(Data entries)
________________________________________

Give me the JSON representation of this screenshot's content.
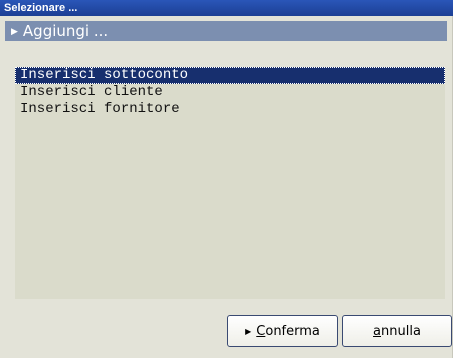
{
  "window": {
    "title": "Selezionare ..."
  },
  "section": {
    "title": "Aggiungi ..."
  },
  "list": {
    "items": [
      {
        "label": "Inserisci sottoconto",
        "selected": true
      },
      {
        "label": "Inserisci cliente",
        "selected": false
      },
      {
        "label": "Inserisci fornitore",
        "selected": false
      }
    ]
  },
  "buttons": {
    "confirm": {
      "accel": "C",
      "rest": "onferma"
    },
    "cancel": {
      "accel": "a",
      "rest": "nnulla"
    }
  },
  "colors": {
    "titlebar": "#1c3f94",
    "section_header": "#7c8fb0",
    "list_selection": "#172f6e",
    "list_background": "#dadbcb",
    "window_background": "#e3e3d8"
  },
  "icons": {
    "section_header": "triangle-right-icon",
    "confirm_button": "triangle-right-icon"
  }
}
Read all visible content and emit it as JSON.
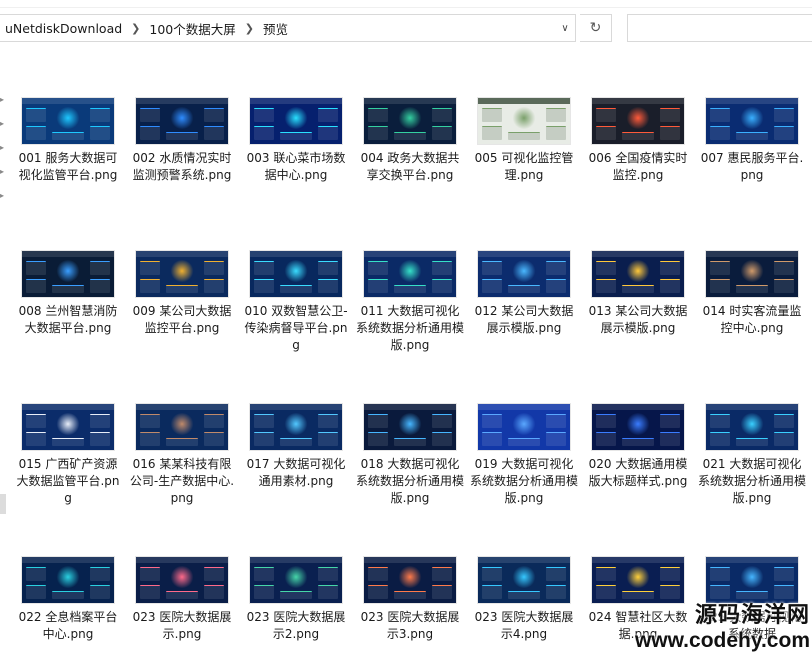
{
  "breadcrumbs": [
    "uNetdiskDownload",
    "100个数据大屏",
    "预览"
  ],
  "icons": {
    "crumb_separator": "chevron-right-icon",
    "address_dropdown": "chevron-down-icon",
    "refresh": "refresh-icon",
    "nav_expand": "chevron-right-icon"
  },
  "files": [
    {
      "label": "001 服务大数据可视化监管平台.png",
      "theme": "#0a3a7a",
      "accent": "#1ec8ff"
    },
    {
      "label": "002 水质情况实时监测预警系统.png",
      "theme": "#08204a",
      "accent": "#2f8cff"
    },
    {
      "label": "003 联心菜市场数据中心.png",
      "theme": "#06206e",
      "accent": "#29e0ff"
    },
    {
      "label": "004 政务大数据共享交换平台.png",
      "theme": "#0a1e3c",
      "accent": "#34d0a0"
    },
    {
      "label": "005 可视化监控管理.png",
      "theme": "#e8ece6",
      "accent": "#7aa06a"
    },
    {
      "label": "006 全国疫情实时监控.png",
      "theme": "#1a1e2a",
      "accent": "#ff5a3a"
    },
    {
      "label": "007 惠民服务平台.png",
      "theme": "#0a2c72",
      "accent": "#3ab0ff"
    },
    {
      "label": "008 兰州智慧消防大数据平台.png",
      "theme": "#0a1c36",
      "accent": "#3a9eff"
    },
    {
      "label": "009 某公司大数据监控平台.png",
      "theme": "#0b2a5e",
      "accent": "#f0b030"
    },
    {
      "label": "010 双数智慧公卫-传染病督导平台.png",
      "theme": "#08285e",
      "accent": "#3adcff"
    },
    {
      "label": "011 大数据可视化系统数据分析通用模版.png",
      "theme": "#0b2a66",
      "accent": "#36e0c8"
    },
    {
      "label": "012 某公司大数据展示模版.png",
      "theme": "#0c2c6e",
      "accent": "#4ab8ff"
    },
    {
      "label": "013 某公司大数据展示模版.png",
      "theme": "#0a1e4e",
      "accent": "#ffc83a"
    },
    {
      "label": "014 时实客流量监控中心.png",
      "theme": "#0a1c3c",
      "accent": "#d09a6a"
    },
    {
      "label": "015 广西矿产资源大数据监管平台.png",
      "theme": "#0b2c6a",
      "accent": "#e8eef8"
    },
    {
      "label": "016 某某科技有限公司-生产数据中心.png",
      "theme": "#0a2a5e",
      "accent": "#c08a6a"
    },
    {
      "label": "017 大数据可视化通用素材.png",
      "theme": "#0a2a62",
      "accent": "#52c8ff"
    },
    {
      "label": "018 大数据可视化系统数据分析通用模版.png",
      "theme": "#0a1a3c",
      "accent": "#46b6ff"
    },
    {
      "label": "019 大数据可视化系统数据分析通用模版.png",
      "theme": "#1238a8",
      "accent": "#5aa8ff"
    },
    {
      "label": "020 大数据通用模版大标题样式.png",
      "theme": "#06164a",
      "accent": "#3a7cff"
    },
    {
      "label": "021 大数据可视化系统数据分析通用模版.png",
      "theme": "#0a2a66",
      "accent": "#3ad0ff"
    },
    {
      "label": "022 全息档案平台中心.png",
      "theme": "#06224e",
      "accent": "#2ad0e0"
    },
    {
      "label": "023 医院大数据展示.png",
      "theme": "#0a1e48",
      "accent": "#ff6a8a"
    },
    {
      "label": "023 医院大数据展示2.png",
      "theme": "#0a2050",
      "accent": "#46d6a8"
    },
    {
      "label": "023 医院大数据展示3.png",
      "theme": "#0a1c44",
      "accent": "#ff7a4a"
    },
    {
      "label": "023 医院大数据展示4.png",
      "theme": "#0a2a5a",
      "accent": "#36c8ff"
    },
    {
      "label": "024 智慧社区大数据.png",
      "theme": "#0a1e52",
      "accent": "#ffd03a"
    },
    {
      "label": "025 大数据可视化系统数据",
      "theme": "#0a2a66",
      "accent": "#46b6ff"
    }
  ],
  "watermark": {
    "name": "源码海洋网",
    "url": "www.codehy.com"
  }
}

________________________________________

Return the listing above word for word, with the pictures removed.

Give me the JSON representation of this screenshot's content.
{
  "window": {
    "title": "Selezionare ..."
  },
  "section": {
    "title": "Aggiungi ..."
  },
  "list": {
    "items": [
      {
        "label": "Inserisci sottoconto",
        "selected": true
      },
      {
        "label": "Inserisci cliente",
        "selected": false
      },
      {
        "label": "Inserisci fornitore",
        "selected": false
      }
    ]
  },
  "buttons": {
    "confirm": {
      "accel": "C",
      "rest": "onferma"
    },
    "cancel": {
      "accel": "a",
      "rest": "nnulla"
    }
  },
  "colors": {
    "titlebar": "#1c3f94",
    "section_header": "#7c8fb0",
    "list_selection": "#172f6e",
    "list_background": "#dadbcb",
    "window_background": "#e3e3d8"
  },
  "icons": {
    "section_header": "triangle-right-icon",
    "confirm_button": "triangle-right-icon"
  }
}
Read all visible content and emit it as JSON.
{
  "breadcrumbs": [
    "uNetdiskDownload",
    "100个数据大屏",
    "预览"
  ],
  "icons": {
    "crumb_separator": "chevron-right-icon",
    "address_dropdown": "chevron-down-icon",
    "refresh": "refresh-icon",
    "nav_expand": "chevron-right-icon"
  },
  "files": [
    {
      "label": "001 服务大数据可视化监管平台.png",
      "theme": "#0a3a7a",
      "accent": "#1ec8ff"
    },
    {
      "label": "002 水质情况实时监测预警系统.png",
      "theme": "#08204a",
      "accent": "#2f8cff"
    },
    {
      "label": "003 联心菜市场数据中心.png",
      "theme": "#06206e",
      "accent": "#29e0ff"
    },
    {
      "label": "004 政务大数据共享交换平台.png",
      "theme": "#0a1e3c",
      "accent": "#34d0a0"
    },
    {
      "label": "005 可视化监控管理.png",
      "theme": "#e8ece6",
      "accent": "#7aa06a"
    },
    {
      "label": "006 全国疫情实时监控.png",
      "theme": "#1a1e2a",
      "accent": "#ff5a3a"
    },
    {
      "label": "007 惠民服务平台.png",
      "theme": "#0a2c72",
      "accent": "#3ab0ff"
    },
    {
      "label": "008 兰州智慧消防大数据平台.png",
      "theme": "#0a1c36",
      "accent": "#3a9eff"
    },
    {
      "label": "009 某公司大数据监控平台.png",
      "theme": "#0b2a5e",
      "accent": "#f0b030"
    },
    {
      "label": "010 双数智慧公卫-传染病督导平台.png",
      "theme": "#08285e",
      "accent": "#3adcff"
    },
    {
      "label": "011 大数据可视化系统数据分析通用模版.png",
      "theme": "#0b2a66",
      "accent": "#36e0c8"
    },
    {
      "label": "012 某公司大数据展示模版.png",
      "theme": "#0c2c6e",
      "accent": "#4ab8ff"
    },
    {
      "label": "013 某公司大数据展示模版.png",
      "theme": "#0a1e4e",
      "accent": "#ffc83a"
    },
    {
      "label": "014 时实客流量监控中心.png",
      "theme": "#0a1c3c",
      "accent": "#d09a6a"
    },
    {
      "label": "015 广西矿产资源大数据监管平台.png",
      "theme": "#0b2c6a",
      "accent": "#e8eef8"
    },
    {
      "label": "016 某某科技有限公司-生产数据中心.png",
      "theme": "#0a2a5e",
      "accent": "#c08a6a"
    },
    {
      "label": "017 大数据可视化通用素材.png",
      "theme": "#0a2a62",
      "accent": "#52c8ff"
    },
    {
      "label": "018 大数据可视化系统数据分析通用模版.png",
      "theme": "#0a1a3c",
      "accent": "#46b6ff"
    },
    {
      "label": "019 大数据可视化系统数据分析通用模版.png",
      "theme": "#1238a8",
      "accent": "#5aa8ff"
    },
    {
      "label": "020 大数据通用模版大标题样式.png",
      "theme": "#06164a",
      "accent": "#3a7cff"
    },
    {
      "label": "021 大数据可视化系统数据分析通用模版.png",
      "theme": "#0a2a66",
      "accent": "#3ad0ff"
    },
    {
      "label": "022 全息档案平台中心.png",
      "theme": "#06224e",
      "accent": "#2ad0e0"
    },
    {
      "label": "023 医院大数据展示.png",
      "theme": "#0a1e48",
      "accent": "#ff6a8a"
    },
    {
      "label": "023 医院大数据展示2.png",
      "theme": "#0a2050",
      "accent": "#46d6a8"
    },
    {
      "label": "023 医院大数据展示3.png",
      "theme": "#0a1c44",
      "accent": "#ff7a4a"
    },
    {
      "label": "023 医院大数据展示4.png",
      "theme": "#0a2a5a",
      "accent": "#36c8ff"
    },
    {
      "label": "024 智慧社区大数据.png",
      "theme": "#0a1e52",
      "accent": "#ffd03a"
    },
    {
      "label": "025 大数据可视化系统数据",
      "theme": "#0a2a66",
      "accent": "#46b6ff"
    }
  ],
  "watermark": {
    "name": "源码海洋网",
    "url": "www.codehy.com"
  }
}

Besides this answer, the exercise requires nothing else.